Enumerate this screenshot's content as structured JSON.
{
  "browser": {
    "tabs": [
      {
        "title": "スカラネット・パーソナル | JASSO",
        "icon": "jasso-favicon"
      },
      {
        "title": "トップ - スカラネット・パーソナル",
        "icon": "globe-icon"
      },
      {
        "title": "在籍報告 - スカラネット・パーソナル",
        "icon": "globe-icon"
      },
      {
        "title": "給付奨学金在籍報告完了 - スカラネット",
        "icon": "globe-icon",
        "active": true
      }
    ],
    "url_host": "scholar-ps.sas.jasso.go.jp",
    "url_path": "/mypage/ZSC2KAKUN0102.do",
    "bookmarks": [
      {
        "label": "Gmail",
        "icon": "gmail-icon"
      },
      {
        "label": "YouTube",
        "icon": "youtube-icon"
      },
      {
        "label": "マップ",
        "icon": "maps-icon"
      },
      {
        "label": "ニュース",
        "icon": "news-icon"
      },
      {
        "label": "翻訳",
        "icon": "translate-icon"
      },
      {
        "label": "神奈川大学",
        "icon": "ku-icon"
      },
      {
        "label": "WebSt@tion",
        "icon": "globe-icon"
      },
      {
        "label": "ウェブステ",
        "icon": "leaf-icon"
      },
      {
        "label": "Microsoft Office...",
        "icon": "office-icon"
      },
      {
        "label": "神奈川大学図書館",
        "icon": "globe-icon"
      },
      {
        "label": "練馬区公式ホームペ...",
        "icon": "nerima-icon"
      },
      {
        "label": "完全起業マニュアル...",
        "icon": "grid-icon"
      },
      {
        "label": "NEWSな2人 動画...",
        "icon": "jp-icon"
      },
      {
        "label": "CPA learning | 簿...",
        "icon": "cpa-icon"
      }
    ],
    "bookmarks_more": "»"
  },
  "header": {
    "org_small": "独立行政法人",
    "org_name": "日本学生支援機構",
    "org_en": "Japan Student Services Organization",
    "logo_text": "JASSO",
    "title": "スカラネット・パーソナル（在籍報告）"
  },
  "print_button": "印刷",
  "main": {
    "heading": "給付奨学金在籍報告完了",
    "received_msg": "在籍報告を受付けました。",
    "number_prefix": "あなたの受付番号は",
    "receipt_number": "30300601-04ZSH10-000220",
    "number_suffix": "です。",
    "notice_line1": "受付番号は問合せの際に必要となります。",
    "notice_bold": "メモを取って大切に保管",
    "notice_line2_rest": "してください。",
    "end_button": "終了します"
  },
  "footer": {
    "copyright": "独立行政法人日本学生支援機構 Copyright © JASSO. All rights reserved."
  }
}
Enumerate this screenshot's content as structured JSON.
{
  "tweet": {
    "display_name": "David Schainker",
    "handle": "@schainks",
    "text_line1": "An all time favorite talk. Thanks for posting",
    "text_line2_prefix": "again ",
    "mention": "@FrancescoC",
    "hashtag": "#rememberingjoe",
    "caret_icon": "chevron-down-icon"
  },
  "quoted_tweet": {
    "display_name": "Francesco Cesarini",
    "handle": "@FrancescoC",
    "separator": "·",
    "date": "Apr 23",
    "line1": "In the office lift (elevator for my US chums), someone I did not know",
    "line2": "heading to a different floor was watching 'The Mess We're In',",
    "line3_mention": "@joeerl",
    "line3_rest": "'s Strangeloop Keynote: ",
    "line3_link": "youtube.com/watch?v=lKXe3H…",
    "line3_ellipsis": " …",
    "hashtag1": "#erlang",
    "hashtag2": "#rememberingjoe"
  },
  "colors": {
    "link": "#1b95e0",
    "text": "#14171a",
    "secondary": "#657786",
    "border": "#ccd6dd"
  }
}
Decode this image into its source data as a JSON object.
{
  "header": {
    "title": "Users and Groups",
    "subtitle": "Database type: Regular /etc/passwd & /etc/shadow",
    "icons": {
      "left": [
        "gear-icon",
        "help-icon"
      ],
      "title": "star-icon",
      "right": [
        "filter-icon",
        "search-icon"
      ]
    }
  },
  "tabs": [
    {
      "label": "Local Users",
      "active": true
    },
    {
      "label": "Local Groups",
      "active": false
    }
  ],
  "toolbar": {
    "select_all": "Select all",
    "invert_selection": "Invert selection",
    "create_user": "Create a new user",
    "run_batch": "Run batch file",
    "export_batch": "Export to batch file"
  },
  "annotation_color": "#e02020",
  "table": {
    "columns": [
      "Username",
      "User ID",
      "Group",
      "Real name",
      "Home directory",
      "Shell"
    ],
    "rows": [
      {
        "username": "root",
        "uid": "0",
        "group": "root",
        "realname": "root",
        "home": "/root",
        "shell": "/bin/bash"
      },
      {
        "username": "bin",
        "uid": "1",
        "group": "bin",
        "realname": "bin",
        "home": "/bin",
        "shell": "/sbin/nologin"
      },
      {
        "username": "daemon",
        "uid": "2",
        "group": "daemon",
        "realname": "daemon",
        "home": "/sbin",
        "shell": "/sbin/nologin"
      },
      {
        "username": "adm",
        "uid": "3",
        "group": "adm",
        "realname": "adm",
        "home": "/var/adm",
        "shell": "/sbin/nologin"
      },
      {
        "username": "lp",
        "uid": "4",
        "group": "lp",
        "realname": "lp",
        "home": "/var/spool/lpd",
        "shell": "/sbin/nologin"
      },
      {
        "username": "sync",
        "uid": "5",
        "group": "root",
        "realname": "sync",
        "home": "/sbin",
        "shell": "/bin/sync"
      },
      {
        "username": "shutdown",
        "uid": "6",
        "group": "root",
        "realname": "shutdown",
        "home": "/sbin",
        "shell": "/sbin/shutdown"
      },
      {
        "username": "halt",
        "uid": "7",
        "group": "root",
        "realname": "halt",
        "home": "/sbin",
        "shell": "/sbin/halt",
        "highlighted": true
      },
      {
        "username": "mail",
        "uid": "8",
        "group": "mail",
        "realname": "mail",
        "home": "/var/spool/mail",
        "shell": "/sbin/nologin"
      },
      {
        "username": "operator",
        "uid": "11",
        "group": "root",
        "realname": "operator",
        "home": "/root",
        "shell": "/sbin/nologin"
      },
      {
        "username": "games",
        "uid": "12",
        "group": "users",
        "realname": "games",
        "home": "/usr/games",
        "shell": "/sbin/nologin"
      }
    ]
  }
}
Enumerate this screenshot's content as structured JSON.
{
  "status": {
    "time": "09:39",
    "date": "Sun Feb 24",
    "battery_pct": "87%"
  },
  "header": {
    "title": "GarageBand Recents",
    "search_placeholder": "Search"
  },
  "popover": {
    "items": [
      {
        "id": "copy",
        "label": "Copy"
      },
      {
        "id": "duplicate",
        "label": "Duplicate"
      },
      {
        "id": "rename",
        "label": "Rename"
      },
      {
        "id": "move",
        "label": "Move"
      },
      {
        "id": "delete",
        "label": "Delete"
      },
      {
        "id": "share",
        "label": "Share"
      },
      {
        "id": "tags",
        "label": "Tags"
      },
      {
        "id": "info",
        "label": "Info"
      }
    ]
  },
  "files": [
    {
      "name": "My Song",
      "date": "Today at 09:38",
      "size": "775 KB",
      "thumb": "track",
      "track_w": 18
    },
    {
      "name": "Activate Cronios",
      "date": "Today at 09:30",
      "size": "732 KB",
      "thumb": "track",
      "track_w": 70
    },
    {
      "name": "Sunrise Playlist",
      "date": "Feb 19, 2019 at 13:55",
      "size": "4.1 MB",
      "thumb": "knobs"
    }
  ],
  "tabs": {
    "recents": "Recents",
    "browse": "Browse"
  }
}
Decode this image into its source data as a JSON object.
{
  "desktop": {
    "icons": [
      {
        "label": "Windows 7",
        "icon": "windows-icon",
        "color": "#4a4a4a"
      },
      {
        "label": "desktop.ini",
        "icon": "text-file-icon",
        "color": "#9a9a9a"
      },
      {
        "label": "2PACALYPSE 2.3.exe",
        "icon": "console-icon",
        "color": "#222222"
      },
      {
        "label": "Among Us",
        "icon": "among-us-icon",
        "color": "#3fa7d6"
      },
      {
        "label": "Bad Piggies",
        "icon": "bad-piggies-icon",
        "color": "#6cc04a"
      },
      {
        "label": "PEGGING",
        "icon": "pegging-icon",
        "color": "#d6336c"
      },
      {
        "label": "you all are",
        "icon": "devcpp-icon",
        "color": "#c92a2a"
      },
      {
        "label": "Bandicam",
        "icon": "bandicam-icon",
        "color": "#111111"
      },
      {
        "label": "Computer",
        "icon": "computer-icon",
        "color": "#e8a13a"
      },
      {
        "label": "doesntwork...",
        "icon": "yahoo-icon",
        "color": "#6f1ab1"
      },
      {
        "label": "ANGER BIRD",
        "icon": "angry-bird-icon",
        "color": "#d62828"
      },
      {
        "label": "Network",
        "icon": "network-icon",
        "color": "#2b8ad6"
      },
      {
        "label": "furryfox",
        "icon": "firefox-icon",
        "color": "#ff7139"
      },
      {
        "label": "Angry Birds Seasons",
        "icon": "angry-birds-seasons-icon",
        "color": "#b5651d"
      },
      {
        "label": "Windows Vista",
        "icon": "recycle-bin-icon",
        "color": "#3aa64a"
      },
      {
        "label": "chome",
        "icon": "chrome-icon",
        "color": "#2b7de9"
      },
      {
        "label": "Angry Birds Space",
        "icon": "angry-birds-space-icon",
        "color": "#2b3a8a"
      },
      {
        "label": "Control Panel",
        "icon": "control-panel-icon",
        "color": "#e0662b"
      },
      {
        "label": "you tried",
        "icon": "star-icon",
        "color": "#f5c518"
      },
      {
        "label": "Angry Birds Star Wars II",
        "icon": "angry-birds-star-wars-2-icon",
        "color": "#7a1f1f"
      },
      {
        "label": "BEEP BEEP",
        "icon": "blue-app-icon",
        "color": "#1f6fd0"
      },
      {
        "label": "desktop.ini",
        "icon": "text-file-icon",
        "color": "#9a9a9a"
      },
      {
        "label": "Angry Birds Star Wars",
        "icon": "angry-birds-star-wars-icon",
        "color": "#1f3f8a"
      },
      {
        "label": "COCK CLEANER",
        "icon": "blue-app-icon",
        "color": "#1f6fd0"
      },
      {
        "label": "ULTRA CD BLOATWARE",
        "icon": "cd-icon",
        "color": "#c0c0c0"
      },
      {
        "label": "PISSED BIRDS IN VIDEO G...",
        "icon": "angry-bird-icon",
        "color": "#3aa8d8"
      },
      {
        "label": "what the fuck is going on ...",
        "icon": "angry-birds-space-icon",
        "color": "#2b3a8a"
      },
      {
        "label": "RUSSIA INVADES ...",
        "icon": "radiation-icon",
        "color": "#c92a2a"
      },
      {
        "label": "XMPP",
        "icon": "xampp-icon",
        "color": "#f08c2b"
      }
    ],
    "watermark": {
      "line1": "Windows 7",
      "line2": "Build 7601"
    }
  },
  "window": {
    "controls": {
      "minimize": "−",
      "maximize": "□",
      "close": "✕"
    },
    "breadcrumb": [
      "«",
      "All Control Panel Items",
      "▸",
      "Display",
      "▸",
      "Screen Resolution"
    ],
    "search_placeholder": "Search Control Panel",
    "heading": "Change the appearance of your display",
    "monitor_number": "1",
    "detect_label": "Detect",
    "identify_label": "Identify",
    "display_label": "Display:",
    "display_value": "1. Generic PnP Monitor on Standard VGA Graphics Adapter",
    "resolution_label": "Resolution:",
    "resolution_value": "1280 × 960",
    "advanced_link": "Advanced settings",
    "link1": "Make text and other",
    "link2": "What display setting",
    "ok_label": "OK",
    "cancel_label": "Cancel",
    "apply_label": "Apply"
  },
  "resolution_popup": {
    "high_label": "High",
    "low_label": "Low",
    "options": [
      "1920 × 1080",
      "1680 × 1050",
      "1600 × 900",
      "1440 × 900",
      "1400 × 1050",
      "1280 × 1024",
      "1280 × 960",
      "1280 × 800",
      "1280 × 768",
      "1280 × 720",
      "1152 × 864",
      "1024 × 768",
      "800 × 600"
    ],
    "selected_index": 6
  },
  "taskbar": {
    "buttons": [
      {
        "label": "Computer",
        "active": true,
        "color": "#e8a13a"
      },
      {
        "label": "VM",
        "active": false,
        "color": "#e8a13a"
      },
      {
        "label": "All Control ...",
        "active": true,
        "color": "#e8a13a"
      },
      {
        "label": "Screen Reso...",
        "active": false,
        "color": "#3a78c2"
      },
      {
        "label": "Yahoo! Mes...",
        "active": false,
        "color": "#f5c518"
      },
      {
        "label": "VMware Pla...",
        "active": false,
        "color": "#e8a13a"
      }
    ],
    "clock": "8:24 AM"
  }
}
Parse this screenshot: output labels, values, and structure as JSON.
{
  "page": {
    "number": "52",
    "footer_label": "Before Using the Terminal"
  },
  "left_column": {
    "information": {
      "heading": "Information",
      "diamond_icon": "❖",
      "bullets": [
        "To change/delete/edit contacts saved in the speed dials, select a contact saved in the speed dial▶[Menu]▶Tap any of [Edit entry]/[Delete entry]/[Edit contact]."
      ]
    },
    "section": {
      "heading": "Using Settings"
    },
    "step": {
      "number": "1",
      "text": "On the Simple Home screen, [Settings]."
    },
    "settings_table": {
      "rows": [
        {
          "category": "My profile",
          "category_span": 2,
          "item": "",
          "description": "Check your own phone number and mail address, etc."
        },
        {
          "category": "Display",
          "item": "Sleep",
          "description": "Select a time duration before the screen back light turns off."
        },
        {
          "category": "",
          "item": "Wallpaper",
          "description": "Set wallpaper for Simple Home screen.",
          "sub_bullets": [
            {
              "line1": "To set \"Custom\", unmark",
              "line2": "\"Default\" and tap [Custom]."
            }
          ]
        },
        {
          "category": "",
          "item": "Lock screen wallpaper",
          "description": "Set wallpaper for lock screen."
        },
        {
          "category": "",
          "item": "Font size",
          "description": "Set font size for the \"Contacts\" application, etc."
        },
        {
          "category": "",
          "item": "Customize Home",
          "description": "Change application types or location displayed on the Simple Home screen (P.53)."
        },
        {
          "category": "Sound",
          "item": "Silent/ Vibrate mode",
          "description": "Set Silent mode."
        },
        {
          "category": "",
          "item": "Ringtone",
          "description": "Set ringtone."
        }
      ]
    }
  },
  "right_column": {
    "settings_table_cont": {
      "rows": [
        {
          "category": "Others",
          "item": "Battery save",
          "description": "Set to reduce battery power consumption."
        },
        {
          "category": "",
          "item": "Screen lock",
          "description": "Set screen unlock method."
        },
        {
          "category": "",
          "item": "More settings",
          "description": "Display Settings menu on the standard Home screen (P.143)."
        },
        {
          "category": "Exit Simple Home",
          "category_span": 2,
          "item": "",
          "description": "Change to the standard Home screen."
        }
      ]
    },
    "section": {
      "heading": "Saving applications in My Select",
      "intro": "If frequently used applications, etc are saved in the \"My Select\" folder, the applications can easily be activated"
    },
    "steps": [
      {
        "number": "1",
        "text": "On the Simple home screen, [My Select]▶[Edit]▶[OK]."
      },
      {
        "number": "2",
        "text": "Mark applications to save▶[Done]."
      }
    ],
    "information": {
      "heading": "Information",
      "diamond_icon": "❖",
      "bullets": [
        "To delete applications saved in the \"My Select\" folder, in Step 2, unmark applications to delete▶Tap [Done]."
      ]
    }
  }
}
---------------
## Goal
Copy every line in the entries above that has the string "folder" in it.

## Expected answer
      "intro": "If frequently used applications, etc are saved in the \"My Select\" folder, the applications can easily be activated"
        "To delete applications saved in the \"My Select\" folder, in Step 2, unmark applications to delete▶Tap [Done]."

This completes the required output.